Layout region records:
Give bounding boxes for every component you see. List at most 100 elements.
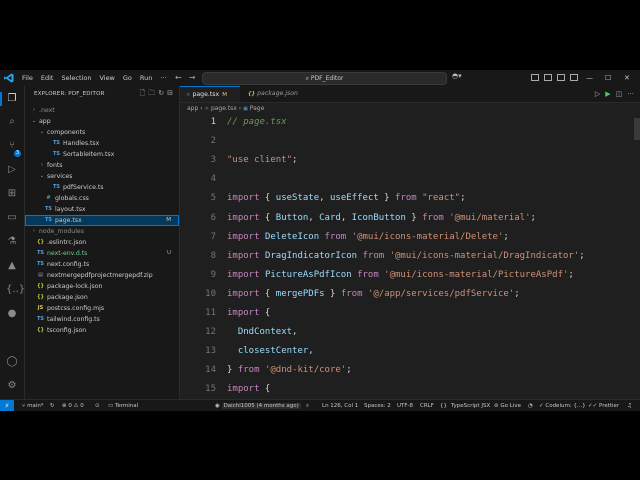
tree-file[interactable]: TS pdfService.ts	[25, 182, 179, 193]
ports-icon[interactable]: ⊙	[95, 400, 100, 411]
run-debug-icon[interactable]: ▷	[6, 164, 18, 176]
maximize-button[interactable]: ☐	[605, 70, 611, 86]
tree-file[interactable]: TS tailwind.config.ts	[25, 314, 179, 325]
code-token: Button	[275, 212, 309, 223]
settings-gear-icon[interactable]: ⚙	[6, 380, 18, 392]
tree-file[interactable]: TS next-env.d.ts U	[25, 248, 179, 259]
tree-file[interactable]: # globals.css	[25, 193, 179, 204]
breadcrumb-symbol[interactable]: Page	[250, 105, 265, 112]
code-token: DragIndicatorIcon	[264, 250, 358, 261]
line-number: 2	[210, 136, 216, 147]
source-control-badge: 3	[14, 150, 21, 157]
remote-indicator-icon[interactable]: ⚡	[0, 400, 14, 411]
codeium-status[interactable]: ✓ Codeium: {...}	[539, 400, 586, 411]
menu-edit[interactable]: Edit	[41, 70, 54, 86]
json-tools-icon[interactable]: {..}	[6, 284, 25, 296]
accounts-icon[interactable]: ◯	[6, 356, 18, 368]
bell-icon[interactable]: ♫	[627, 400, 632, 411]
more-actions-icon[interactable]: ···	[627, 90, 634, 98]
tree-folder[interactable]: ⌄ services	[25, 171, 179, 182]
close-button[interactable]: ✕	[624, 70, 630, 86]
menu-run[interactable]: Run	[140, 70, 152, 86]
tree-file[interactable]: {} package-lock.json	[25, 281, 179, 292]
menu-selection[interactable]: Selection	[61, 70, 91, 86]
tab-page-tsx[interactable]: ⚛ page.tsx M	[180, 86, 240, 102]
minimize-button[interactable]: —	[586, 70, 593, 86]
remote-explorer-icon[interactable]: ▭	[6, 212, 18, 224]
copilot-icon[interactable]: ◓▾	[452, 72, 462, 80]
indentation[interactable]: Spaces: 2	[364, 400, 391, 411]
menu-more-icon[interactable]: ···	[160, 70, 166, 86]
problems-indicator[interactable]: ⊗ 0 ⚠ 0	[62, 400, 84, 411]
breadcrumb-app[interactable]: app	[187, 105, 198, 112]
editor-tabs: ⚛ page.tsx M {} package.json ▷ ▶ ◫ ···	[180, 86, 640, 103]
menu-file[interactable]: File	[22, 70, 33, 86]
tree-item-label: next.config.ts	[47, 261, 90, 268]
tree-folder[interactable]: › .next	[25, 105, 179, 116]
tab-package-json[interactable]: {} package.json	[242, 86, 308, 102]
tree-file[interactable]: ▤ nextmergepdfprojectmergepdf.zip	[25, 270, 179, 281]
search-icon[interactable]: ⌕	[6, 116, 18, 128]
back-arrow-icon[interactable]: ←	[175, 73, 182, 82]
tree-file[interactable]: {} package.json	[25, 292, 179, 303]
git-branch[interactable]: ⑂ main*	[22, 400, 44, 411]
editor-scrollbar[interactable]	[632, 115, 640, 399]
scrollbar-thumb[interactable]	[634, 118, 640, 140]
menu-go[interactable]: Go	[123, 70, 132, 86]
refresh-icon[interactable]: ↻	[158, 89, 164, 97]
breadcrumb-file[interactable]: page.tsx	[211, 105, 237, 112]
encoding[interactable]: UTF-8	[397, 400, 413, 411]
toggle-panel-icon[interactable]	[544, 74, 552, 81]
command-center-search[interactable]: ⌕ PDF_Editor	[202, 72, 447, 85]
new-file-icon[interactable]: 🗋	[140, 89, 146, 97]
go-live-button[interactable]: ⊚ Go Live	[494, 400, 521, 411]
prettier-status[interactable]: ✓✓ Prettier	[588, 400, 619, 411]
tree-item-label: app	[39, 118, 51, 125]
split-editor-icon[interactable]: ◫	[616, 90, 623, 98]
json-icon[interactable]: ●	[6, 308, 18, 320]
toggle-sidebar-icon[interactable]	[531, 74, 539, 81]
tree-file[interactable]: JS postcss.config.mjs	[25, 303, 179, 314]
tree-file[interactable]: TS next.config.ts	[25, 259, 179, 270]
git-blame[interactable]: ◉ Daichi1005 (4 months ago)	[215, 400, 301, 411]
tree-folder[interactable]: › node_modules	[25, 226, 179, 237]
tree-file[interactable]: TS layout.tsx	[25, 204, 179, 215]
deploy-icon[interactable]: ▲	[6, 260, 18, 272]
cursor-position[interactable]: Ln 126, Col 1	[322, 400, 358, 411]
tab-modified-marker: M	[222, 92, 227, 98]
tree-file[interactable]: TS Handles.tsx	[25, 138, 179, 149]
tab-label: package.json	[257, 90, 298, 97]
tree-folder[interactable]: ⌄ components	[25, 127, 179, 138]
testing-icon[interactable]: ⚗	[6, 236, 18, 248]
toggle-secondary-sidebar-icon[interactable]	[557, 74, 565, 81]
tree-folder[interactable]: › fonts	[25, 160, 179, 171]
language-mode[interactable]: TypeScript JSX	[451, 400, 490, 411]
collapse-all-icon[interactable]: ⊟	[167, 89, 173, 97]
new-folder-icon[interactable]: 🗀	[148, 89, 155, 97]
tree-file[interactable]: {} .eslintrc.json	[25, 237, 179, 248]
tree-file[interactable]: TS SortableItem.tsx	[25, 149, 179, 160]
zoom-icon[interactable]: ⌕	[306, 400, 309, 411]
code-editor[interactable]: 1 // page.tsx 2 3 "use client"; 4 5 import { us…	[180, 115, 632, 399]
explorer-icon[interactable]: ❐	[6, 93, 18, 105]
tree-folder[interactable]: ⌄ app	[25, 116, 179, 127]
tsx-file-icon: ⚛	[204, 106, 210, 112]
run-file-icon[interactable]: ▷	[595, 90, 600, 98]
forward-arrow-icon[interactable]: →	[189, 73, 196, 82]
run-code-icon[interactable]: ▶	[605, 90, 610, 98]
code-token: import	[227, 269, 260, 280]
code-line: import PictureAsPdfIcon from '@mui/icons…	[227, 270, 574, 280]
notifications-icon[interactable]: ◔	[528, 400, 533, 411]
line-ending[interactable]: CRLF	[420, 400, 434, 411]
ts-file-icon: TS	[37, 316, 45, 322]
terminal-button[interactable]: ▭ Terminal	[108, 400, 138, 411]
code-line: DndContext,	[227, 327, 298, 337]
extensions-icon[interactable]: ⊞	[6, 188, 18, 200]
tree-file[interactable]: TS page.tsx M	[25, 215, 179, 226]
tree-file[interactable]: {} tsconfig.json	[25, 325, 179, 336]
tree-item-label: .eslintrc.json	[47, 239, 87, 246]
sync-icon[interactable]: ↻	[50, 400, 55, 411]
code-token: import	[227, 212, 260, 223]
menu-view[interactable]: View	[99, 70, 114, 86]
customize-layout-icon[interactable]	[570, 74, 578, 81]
* * *
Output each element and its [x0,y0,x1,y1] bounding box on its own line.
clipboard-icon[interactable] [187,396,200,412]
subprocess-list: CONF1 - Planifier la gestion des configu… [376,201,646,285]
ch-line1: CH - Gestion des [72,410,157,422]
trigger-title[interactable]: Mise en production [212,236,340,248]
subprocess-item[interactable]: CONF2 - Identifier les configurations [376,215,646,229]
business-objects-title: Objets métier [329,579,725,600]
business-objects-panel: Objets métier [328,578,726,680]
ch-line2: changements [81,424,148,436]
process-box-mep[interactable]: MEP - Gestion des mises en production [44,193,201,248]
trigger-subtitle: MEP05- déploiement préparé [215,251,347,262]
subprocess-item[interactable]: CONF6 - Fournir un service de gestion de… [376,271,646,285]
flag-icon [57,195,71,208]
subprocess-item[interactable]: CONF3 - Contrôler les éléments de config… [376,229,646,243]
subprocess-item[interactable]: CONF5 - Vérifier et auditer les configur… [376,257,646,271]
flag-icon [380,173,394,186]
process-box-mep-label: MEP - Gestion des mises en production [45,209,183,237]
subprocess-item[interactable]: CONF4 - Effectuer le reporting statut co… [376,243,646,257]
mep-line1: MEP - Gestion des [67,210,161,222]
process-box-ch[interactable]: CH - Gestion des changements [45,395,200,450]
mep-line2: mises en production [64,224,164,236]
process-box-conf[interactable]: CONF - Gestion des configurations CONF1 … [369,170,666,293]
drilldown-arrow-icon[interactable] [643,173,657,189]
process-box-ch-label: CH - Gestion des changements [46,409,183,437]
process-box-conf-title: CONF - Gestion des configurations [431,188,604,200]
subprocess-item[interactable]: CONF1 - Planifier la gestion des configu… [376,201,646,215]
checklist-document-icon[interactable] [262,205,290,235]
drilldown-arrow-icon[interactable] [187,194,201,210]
* * *
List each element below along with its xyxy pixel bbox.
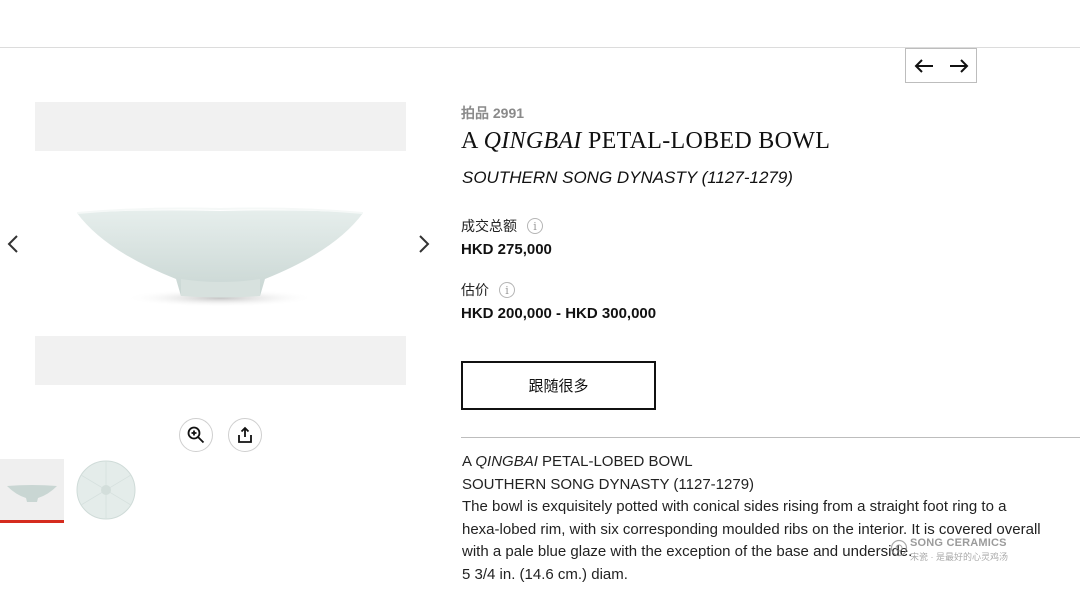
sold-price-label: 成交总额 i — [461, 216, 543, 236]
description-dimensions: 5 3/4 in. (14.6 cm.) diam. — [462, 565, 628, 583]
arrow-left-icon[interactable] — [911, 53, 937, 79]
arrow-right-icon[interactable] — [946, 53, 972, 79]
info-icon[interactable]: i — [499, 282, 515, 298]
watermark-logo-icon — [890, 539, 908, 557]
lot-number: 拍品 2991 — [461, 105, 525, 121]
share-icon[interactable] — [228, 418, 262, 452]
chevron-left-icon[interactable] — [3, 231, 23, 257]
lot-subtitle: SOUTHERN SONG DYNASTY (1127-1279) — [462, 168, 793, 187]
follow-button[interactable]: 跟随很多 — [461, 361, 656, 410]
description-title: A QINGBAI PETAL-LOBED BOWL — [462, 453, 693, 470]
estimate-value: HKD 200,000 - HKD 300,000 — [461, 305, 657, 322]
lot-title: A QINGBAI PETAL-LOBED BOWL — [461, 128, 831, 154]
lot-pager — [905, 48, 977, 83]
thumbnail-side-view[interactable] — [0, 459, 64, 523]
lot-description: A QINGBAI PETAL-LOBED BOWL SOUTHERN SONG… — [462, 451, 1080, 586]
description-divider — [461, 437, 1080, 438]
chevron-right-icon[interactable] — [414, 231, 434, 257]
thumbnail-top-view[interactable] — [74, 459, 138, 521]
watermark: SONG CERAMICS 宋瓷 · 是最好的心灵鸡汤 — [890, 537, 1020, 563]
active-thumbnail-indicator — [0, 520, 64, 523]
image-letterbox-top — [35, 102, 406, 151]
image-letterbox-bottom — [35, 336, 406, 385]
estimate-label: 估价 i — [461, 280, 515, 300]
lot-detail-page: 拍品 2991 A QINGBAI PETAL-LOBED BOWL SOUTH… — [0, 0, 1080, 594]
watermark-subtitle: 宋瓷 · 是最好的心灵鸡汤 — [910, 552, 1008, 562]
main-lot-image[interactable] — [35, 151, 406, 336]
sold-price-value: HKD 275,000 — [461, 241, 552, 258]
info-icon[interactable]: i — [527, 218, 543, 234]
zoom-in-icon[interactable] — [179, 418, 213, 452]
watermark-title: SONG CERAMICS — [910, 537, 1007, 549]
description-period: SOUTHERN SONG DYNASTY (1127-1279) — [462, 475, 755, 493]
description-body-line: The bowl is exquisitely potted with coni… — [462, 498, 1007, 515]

Work to do => Render the lines as a numbered list, starting at the line that contains "Output each element" and ending at the line that contains "subprocess-item[interactable]: CONF3 - Contrôler", and leave out any blank lines.

Full response =>
1. Output each element and its [x0,y0,x1,y1] bounding box on its own line.
2. clipboard-icon[interactable] [187,396,200,412]
3. subprocess-list: CONF1 - Planifier la gestion des configu… [376,201,646,285]
4. ch-line1: CH - Gestion des [72,410,157,422]
5. trigger-title[interactable]: Mise en production [212,236,340,248]
6. subprocess-item[interactable]: CONF2 - Identifier les configurations [376,215,646,229]
7. business-objects-title: Objets métier [329,579,725,600]
8. business-objects-panel: Objets métier [328,578,726,680]
9. ch-line2: changements [81,424,148,436]
10. process-box-mep[interactable]: MEP - Gestion des mises en production [44,193,201,248]
11. trigger-subtitle: MEP05- déploiement préparé [215,251,347,262]
12. subprocess-item[interactable]: CONF6 - Fournir un service de gestion de… [376,271,646,285]
13. flag-icon [57,195,71,208]
14. subprocess-item[interactable]: CONF3 - Contrôler les éléments de config… [376,229,646,243]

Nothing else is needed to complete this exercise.